> **Data records**:
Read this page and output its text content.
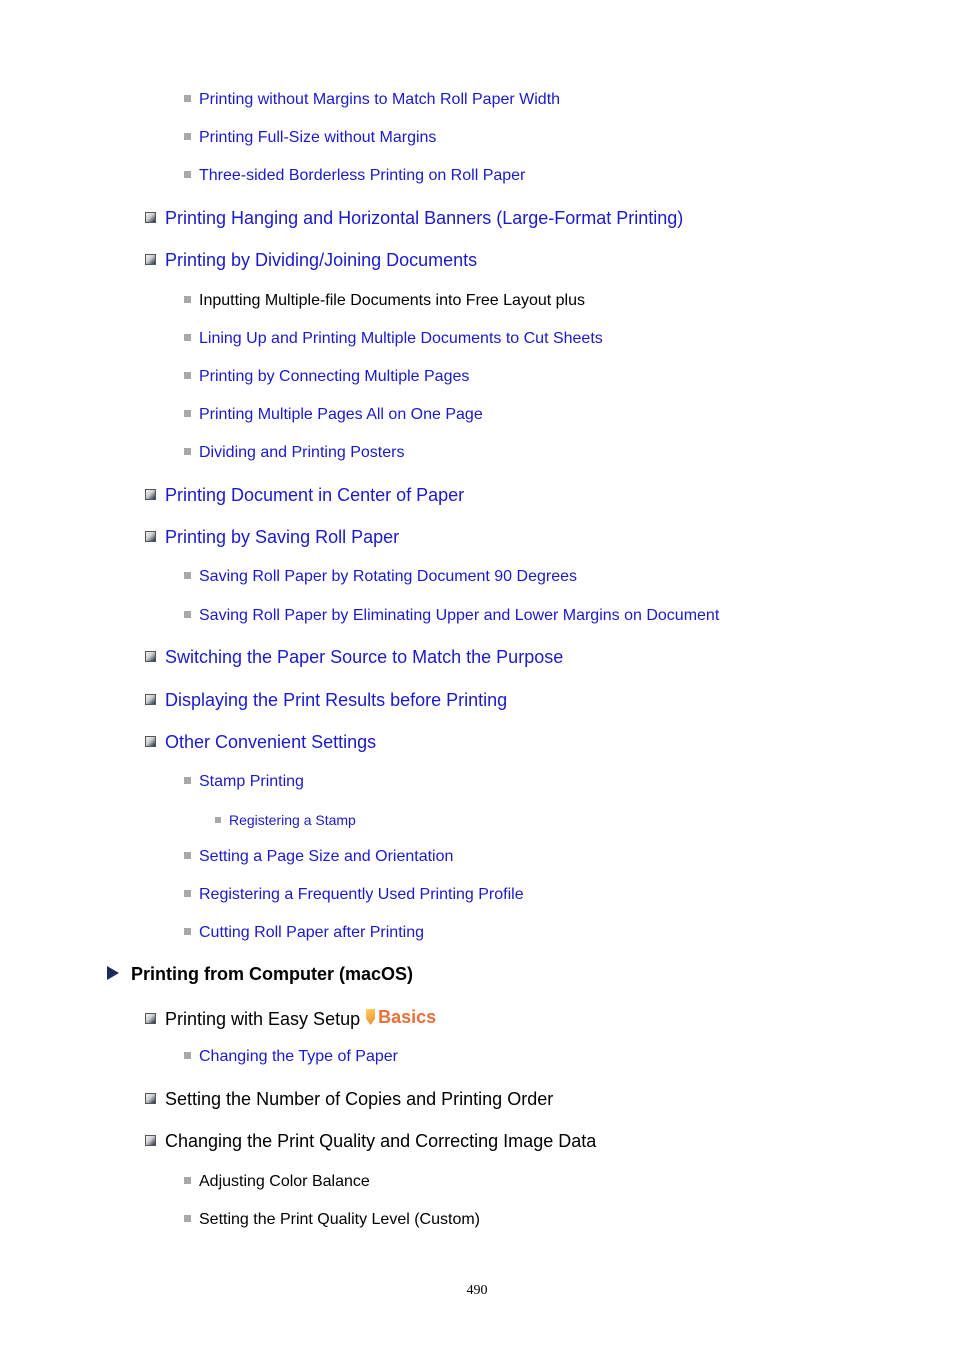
Printing without Margins to Match Roll Paper Width
Printing Full-Size without Margins
Three-sided Borderless Printing on Roll Paper
Printing Hanging and Horizontal Banners (Large-Format Printing)
Printing by Dividing/Joining Documents
Inputting Multiple-file Documents into Free Layout plus
Lining Up and Printing Multiple Documents to Cut Sheets
Printing by Connecting Multiple Pages
Printing Multiple Pages All on One Page
Dividing and Printing Posters
Printing Document in Center of Paper
Printing by Saving Roll Paper
Saving Roll Paper by Rotating Document 90 Degrees
Saving Roll Paper by Eliminating Upper and Lower Margins on Document
Switching the Paper Source to Match the Purpose
Displaying the Print Results before Printing
Other Convenient Settings
Stamp Printing
Registering a Stamp
Setting a Page Size and Orientation
Registering a Frequently Used Printing Profile
Cutting Roll Paper after Printing
Printing from Computer (macOS)
Printing with Easy Setup Basics
Changing the Type of Paper
Setting the Number of Copies and Printing Order
Changing the Print Quality and Correcting Image Data
Adjusting Color Balance
Setting the Print Quality Level (Custom)
490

> **Exercise directions**: Transcribe the records above exactly, omitting every picture they contain.

> **Written response**:
Read this page and output its text content.
Printing without Margins to Match Roll Paper Width
Printing Full-Size without Margins
Three-sided Borderless Printing on Roll Paper
Printing Hanging and Horizontal Banners (Large-Format Printing)
Printing by Dividing/Joining Documents
Inputting Multiple-file Documents into Free Layout plus
Lining Up and Printing Multiple Documents to Cut Sheets
Printing by Connecting Multiple Pages
Printing Multiple Pages All on One Page
Dividing and Printing Posters
Printing Document in Center of Paper
Printing by Saving Roll Paper
Saving Roll Paper by Rotating Document 90 Degrees
Saving Roll Paper by Eliminating Upper and Lower Margins on Document
Switching the Paper Source to Match the Purpose
Displaying the Print Results before Printing
Other Convenient Settings
Stamp Printing
Registering a Stamp
Setting a Page Size and Orientation
Registering a Frequently Used Printing Profile
Cutting Roll Paper after Printing
Printing from Computer (macOS)
Printing with Easy Setup Basics
Changing the Type of Paper
Setting the Number of Copies and Printing Order
Changing the Print Quality and Correcting Image Data
Adjusting Color Balance
Setting the Print Quality Level (Custom)
490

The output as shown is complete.